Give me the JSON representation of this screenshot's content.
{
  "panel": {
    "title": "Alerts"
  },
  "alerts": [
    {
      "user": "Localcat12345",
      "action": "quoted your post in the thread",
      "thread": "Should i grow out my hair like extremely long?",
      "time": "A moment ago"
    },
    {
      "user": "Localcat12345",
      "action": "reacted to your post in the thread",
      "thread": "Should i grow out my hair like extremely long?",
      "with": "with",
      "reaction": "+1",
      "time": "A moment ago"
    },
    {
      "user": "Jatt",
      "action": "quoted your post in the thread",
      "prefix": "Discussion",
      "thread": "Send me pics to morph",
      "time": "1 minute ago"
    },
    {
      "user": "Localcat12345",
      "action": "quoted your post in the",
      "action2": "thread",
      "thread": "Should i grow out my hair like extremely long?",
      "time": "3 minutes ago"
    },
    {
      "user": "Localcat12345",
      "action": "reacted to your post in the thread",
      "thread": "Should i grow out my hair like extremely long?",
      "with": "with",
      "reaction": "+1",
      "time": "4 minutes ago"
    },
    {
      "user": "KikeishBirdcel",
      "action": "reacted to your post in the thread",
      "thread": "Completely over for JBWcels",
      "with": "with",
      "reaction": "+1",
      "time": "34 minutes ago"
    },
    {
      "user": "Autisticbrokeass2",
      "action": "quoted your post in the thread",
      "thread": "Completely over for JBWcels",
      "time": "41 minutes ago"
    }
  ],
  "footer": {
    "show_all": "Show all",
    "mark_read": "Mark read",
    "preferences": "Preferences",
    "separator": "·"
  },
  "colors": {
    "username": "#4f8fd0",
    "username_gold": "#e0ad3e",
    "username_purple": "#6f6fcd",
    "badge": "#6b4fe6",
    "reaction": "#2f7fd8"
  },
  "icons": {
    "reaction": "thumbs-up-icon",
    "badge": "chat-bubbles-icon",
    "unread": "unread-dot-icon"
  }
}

● ● ● ● ● ● ●

**Short exercise:** Extract all of the data shown above without alteration.

**Solution below:**
Give me the JSON representation of this screenshot's content.
{
  "panel": {
    "title": "Alerts"
  },
  "alerts": [
    {
      "user": "Localcat12345",
      "action": "quoted your post in the thread",
      "thread": "Should i grow out my hair like extremely long?",
      "time": "A moment ago"
    },
    {
      "user": "Localcat12345",
      "action": "reacted to your post in the thread",
      "thread": "Should i grow out my hair like extremely long?",
      "with": "with",
      "reaction": "+1",
      "time": "A moment ago"
    },
    {
      "user": "Jatt",
      "action": "quoted your post in the thread",
      "prefix": "Discussion",
      "thread": "Send me pics to morph",
      "time": "1 minute ago"
    },
    {
      "user": "Localcat12345",
      "action": "quoted your post in the",
      "action2": "thread",
      "thread": "Should i grow out my hair like extremely long?",
      "time": "3 minutes ago"
    },
    {
      "user": "Localcat12345",
      "action": "reacted to your post in the thread",
      "thread": "Should i grow out my hair like extremely long?",
      "with": "with",
      "reaction": "+1",
      "time": "4 minutes ago"
    },
    {
      "user": "KikeishBirdcel",
      "action": "reacted to your post in the thread",
      "thread": "Completely over for JBWcels",
      "with": "with",
      "reaction": "+1",
      "time": "34 minutes ago"
    },
    {
      "user": "Autisticbrokeass2",
      "action": "quoted your post in the thread",
      "thread": "Completely over for JBWcels",
      "time": "41 minutes ago"
    }
  ],
  "footer": {
    "show_all": "Show all",
    "mark_read": "Mark read",
    "preferences": "Preferences",
    "separator": "·"
  },
  "colors": {
    "username": "#4f8fd0",
    "username_gold": "#e0ad3e",
    "username_purple": "#6f6fcd",
    "badge": "#6b4fe6",
    "reaction": "#2f7fd8"
  },
  "icons": {
    "reaction": "thumbs-up-icon",
    "badge": "chat-bubbles-icon",
    "unread": "unread-dot-icon"
  }
}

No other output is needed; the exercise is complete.